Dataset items
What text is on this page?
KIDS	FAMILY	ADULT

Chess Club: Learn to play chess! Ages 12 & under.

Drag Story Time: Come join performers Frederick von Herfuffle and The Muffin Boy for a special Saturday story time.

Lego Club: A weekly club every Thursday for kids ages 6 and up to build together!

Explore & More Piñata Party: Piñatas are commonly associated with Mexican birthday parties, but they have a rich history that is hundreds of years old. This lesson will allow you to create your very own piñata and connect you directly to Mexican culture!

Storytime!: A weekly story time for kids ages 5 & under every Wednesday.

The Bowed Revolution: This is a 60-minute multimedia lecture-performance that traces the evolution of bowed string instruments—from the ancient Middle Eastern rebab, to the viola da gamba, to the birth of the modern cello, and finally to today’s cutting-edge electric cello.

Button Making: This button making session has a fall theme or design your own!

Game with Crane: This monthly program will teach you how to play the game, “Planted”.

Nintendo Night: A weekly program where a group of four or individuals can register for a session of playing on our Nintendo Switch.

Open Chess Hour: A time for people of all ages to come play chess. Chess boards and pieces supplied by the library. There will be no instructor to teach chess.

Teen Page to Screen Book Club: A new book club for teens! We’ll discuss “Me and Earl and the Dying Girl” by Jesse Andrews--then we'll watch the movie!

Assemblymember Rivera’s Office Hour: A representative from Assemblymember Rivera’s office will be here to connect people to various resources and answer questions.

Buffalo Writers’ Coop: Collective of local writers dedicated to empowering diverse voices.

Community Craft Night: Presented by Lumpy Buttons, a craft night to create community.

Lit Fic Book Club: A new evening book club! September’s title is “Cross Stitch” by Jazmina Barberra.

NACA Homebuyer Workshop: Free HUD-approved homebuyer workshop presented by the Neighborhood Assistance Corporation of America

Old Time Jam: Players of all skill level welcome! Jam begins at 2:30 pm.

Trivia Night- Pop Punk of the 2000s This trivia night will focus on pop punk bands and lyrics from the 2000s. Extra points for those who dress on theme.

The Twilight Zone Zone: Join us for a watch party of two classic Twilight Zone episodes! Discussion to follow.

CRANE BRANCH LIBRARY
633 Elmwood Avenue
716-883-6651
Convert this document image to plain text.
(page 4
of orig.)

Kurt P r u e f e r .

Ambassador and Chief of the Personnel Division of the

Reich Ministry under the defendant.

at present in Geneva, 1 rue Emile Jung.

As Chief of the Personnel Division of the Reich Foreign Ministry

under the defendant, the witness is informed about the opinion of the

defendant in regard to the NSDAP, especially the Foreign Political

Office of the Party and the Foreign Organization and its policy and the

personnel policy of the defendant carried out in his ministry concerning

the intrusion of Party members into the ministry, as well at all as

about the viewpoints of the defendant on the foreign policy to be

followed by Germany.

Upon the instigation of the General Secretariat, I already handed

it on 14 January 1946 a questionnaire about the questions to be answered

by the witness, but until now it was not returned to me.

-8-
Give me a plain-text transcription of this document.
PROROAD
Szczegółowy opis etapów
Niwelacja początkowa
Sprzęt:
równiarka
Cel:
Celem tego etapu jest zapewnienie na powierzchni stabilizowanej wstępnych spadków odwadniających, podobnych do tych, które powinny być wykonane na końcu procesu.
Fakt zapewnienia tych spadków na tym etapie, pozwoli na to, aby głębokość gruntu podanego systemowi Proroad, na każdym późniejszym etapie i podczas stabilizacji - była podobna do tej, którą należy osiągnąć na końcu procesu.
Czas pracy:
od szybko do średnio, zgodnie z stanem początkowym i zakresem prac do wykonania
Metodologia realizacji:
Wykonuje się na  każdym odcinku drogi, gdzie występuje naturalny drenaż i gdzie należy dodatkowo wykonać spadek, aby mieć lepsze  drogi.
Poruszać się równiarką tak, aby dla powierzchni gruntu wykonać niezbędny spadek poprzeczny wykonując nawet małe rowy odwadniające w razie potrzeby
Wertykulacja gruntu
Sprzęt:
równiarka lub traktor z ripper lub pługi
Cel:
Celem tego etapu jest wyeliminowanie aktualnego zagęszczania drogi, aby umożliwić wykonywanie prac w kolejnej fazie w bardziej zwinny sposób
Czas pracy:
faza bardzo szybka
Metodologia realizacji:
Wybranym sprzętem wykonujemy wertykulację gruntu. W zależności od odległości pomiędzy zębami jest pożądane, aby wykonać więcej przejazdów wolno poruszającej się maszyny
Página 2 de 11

Requirement ▸ Write out the entries in full, exactly as given.

Full output ▸
What text is on this page?
KIDS	FAMILY	ADULT

Chess Club: Learn to play chess! Ages 12 & under.

Drag Story Time: Come join performers Frederick von Herfuffle and The Muffin Boy for a special Saturday story time.

Lego Club: A weekly club every Thursday for kids ages 6 and up to build together!

Explore & More Piñata Party: Piñatas are commonly associated with Mexican birthday parties, but they have a rich history that is hundreds of years old. This lesson will allow you to create your very own piñata and connect you directly to Mexican culture!

Storytime!: A weekly story time for kids ages 5 & under every Wednesday.

The Bowed Revolution: This is a 60-minute multimedia lecture-performance that traces the evolution of bowed string instruments—from the ancient Middle Eastern rebab, to the viola da gamba, to the birth of the modern cello, and finally to today’s cutting-edge electric cello.

Button Making: This button making session has a fall theme or design your own!

Game with Crane: This monthly program will teach you how to play the game, “Planted”.

Nintendo Night: A weekly program where a group of four or individuals can register for a session of playing on our Nintendo Switch.

Open Chess Hour: A time for people of all ages to come play chess. Chess boards and pieces supplied by the library. There will be no instructor to teach chess.

Teen Page to Screen Book Club: A new book club for teens! We’ll discuss “Me and Earl and the Dying Girl” by Jesse Andrews--then we'll watch the movie!

Assemblymember Rivera’s Office Hour: A representative from Assemblymember Rivera’s office will be here to connect people to various resources and answer questions.

Buffalo Writers’ Coop: Collective of local writers dedicated to empowering diverse voices.

Community Craft Night: Presented by Lumpy Buttons, a craft night to create community.

Lit Fic Book Club: A new evening book club! September’s title is “Cross Stitch” by Jazmina Barberra.

NACA Homebuyer Workshop: Free HUD-approved homebuyer workshop presented by the Neighborhood Assistance Corporation of America

Old Time Jam: Players of all skill level welcome! Jam begins at 2:30 pm.

Trivia Night- Pop Punk of the 2000s This trivia night will focus on pop punk bands and lyrics from the 2000s. Extra points for those who dress on theme.

The Twilight Zone Zone: Join us for a watch party of two classic Twilight Zone episodes! Discussion to follow.

CRANE BRANCH LIBRARY
633 Elmwood Avenue
716-883-6651
Convert this document image to plain text.
(page 4
of orig.)

Kurt P r u e f e r .

Ambassador and Chief of the Personnel Division of the

Reich Ministry under the defendant.

at present in Geneva, 1 rue Emile Jung.

As Chief of the Personnel Division of the Reich Foreign Ministry

under the defendant, the witness is informed about the opinion of the

defendant in regard to the NSDAP, especially the Foreign Political

Office of the Party and the Foreign Organization and its policy and the

personnel policy of the defendant carried out in his ministry concerning

the intrusion of Party members into the ministry, as well at all as

about the viewpoints of the defendant on the foreign policy to be

followed by Germany.

Upon the instigation of the General Secretariat, I already handed

it on 14 January 1946 a questionnaire about the questions to be answered

by the witness, but until now it was not returned to me.

-8-
Give me a plain-text transcription of this document.
PROROAD
Szczegółowy opis etapów
Niwelacja początkowa
Sprzęt:
równiarka
Cel:
Celem tego etapu jest zapewnienie na powierzchni stabilizowanej wstępnych spadków odwadniających, podobnych do tych, które powinny być wykonane na końcu procesu.
Fakt zapewnienia tych spadków na tym etapie, pozwoli na to, aby głębokość gruntu podanego systemowi Proroad, na każdym późniejszym etapie i podczas stabilizacji - była podobna do tej, którą należy osiągnąć na końcu procesu.
Czas pracy:
od szybko do średnio, zgodnie z stanem początkowym i zakresem prac do wykonania
Metodologia realizacji:
Wykonuje się na  każdym odcinku drogi, gdzie występuje naturalny drenaż i gdzie należy dodatkowo wykonać spadek, aby mieć lepsze  drogi.
Poruszać się równiarką tak, aby dla powierzchni gruntu wykonać niezbędny spadek poprzeczny wykonując nawet małe rowy odwadniające w razie potrzeby
Wertykulacja gruntu
Sprzęt:
równiarka lub traktor z ripper lub pługi
Cel:
Celem tego etapu jest wyeliminowanie aktualnego zagęszczania drogi, aby umożliwić wykonywanie prac w kolejnej fazie w bardziej zwinny sposób
Czas pracy:
faza bardzo szybka
Metodologia realizacji:
Wybranym sprzętem wykonujemy wertykulację gruntu. W zależności od odległości pomiędzy zębami jest pożądane, aby wykonać więcej przejazdów wolno poruszającej się maszyny
Página 2 de 11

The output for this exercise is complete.